**GIVEN REQUEST**
In the entries, find all lines that hold the word "will" and copy them.

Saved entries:
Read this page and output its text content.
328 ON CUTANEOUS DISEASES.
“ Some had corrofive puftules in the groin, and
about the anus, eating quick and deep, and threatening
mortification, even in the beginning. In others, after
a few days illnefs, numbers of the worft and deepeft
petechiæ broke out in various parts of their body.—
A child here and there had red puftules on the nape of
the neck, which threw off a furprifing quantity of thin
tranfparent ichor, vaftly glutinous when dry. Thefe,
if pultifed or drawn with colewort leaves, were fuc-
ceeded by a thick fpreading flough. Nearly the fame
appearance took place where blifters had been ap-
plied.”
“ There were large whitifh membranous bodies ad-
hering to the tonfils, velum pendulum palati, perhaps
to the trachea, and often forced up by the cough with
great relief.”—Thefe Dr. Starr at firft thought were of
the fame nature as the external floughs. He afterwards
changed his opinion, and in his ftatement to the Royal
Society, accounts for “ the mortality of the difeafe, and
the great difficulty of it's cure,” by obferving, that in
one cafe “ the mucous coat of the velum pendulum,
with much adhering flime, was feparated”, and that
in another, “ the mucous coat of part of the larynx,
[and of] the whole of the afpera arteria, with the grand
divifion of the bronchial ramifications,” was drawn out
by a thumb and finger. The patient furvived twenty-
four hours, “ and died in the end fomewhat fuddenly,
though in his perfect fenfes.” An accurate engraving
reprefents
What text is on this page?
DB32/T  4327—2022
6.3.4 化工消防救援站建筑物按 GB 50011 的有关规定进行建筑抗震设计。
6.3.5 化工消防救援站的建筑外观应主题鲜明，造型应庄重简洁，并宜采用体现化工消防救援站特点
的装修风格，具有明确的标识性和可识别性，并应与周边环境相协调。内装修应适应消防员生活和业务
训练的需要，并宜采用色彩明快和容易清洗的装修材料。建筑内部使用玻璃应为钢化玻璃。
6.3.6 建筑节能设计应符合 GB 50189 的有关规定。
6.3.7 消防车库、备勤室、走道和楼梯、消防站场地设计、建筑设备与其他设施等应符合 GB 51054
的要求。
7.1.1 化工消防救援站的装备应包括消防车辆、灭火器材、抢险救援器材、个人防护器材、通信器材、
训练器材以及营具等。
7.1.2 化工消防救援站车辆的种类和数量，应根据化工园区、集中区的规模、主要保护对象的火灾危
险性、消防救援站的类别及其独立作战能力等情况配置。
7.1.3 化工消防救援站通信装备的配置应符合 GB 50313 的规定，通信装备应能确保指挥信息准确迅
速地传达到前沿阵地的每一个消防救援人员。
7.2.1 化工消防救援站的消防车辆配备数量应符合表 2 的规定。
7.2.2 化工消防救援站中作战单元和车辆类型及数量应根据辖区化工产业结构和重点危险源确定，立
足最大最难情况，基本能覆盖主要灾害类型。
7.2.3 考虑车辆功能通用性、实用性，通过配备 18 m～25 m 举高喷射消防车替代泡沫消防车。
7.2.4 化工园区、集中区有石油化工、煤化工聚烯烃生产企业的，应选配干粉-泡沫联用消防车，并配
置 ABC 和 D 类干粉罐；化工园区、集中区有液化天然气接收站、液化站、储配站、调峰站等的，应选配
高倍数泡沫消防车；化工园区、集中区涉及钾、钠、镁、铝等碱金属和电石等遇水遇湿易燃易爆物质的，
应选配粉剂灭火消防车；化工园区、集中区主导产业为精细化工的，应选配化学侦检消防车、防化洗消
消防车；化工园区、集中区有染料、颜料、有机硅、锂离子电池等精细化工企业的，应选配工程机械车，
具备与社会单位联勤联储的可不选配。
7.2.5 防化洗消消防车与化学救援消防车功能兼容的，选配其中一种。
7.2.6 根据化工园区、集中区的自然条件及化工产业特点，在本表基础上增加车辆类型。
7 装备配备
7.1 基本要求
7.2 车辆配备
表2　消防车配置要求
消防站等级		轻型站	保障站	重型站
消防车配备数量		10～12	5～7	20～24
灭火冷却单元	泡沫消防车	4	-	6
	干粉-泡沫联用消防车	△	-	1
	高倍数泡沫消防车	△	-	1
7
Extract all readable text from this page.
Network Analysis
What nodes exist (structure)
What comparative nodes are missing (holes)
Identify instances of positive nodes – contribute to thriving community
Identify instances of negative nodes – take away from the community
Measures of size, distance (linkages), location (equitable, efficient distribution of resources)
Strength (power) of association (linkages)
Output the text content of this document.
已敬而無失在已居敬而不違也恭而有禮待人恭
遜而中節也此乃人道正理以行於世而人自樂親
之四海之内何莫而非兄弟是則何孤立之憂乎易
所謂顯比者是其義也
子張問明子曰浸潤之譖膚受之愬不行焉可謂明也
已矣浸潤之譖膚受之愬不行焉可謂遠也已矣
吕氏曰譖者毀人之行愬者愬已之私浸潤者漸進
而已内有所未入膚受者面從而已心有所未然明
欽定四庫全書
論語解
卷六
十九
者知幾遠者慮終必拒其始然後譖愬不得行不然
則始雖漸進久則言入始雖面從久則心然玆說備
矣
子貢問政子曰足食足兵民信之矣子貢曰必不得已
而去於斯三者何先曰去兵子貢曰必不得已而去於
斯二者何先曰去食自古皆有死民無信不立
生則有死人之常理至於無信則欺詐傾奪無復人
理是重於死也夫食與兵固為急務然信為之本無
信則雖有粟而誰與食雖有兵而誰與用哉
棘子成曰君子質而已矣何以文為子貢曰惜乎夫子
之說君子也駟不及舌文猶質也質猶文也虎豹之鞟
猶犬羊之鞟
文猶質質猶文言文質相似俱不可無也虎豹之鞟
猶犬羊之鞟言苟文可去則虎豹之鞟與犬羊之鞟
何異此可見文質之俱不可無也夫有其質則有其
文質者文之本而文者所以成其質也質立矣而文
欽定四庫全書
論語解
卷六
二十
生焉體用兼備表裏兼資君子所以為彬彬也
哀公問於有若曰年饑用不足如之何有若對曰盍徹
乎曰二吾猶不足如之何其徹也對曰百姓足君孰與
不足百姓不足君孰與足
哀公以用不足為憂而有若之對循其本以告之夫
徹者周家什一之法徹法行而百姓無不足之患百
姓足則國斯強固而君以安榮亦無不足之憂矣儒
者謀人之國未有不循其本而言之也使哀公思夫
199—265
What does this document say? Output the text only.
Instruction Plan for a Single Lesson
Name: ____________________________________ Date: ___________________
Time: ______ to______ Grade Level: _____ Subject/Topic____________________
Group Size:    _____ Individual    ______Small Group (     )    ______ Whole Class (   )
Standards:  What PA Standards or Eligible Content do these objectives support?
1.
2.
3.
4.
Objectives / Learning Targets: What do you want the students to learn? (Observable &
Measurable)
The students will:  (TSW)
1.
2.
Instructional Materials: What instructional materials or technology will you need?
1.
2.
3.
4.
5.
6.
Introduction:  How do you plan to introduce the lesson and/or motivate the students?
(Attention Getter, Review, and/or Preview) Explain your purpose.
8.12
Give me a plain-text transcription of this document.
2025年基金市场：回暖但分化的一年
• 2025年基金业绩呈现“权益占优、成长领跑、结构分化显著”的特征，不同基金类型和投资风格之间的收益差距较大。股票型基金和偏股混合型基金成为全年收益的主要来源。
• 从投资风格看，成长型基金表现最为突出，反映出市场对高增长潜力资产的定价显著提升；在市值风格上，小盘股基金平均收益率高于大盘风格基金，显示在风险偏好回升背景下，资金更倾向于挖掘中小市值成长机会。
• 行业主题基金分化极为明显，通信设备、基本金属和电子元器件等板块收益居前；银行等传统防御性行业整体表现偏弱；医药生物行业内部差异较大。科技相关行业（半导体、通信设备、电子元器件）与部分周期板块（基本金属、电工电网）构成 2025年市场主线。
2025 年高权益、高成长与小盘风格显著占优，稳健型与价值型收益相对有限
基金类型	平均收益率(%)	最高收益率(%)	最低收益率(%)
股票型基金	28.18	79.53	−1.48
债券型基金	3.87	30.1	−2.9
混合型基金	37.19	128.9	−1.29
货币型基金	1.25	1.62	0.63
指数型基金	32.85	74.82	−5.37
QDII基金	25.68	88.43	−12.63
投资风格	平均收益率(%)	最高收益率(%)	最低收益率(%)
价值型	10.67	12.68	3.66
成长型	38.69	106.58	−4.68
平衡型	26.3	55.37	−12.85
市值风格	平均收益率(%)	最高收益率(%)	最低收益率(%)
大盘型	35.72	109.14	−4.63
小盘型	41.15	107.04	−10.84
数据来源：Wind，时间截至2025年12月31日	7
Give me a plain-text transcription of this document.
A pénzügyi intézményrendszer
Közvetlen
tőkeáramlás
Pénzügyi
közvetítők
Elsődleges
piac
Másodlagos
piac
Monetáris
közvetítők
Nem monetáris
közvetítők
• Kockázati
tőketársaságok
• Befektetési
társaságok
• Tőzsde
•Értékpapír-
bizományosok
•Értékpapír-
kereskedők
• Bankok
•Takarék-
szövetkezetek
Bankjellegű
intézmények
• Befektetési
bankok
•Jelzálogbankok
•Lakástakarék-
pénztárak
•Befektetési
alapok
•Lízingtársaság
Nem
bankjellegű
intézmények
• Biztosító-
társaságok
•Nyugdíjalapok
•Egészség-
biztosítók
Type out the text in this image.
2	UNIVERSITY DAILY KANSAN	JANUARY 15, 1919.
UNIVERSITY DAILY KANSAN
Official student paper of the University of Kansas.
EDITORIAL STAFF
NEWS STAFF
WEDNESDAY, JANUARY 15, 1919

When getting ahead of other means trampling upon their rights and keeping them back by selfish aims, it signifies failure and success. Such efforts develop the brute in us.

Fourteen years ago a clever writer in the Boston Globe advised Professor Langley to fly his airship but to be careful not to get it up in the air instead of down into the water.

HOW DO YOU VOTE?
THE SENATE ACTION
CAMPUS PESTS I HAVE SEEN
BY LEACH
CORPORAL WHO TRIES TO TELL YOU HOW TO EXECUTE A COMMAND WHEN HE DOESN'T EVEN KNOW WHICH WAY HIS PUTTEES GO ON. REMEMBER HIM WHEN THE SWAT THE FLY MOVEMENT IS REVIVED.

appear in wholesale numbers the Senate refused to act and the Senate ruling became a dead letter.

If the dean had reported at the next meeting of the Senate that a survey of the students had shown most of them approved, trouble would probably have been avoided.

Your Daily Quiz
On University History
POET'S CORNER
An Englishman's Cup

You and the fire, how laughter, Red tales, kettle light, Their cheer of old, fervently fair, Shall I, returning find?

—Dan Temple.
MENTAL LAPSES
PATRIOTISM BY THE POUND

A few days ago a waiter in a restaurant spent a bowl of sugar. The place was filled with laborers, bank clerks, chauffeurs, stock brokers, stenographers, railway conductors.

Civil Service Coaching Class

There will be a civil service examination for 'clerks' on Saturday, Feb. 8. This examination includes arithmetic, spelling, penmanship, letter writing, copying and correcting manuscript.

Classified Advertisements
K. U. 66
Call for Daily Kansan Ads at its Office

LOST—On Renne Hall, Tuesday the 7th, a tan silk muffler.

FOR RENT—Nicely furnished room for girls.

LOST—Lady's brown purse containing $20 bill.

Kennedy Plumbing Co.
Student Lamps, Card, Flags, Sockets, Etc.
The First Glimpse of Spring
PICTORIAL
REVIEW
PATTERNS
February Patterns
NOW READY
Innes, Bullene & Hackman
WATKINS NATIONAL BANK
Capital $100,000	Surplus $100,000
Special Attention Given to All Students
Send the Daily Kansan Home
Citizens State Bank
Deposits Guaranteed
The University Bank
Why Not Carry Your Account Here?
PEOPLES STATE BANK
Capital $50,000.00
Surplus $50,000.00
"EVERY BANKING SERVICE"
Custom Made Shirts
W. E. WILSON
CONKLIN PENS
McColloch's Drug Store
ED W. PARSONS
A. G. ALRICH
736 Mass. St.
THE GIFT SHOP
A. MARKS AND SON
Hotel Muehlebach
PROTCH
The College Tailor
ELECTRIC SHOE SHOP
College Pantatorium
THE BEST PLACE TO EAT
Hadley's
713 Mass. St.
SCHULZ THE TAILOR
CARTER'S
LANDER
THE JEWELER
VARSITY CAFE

**RESULT FOR THIS TASK**
The students will:  (TSW)
Instructional Materials: What instructional materials or technology will you need?
There will be a civil service examination for 'clerks' on Saturday, Feb. 8. This examination includes arithmetic, spelling, penmanship, letter writing, copying and correcting manuscript.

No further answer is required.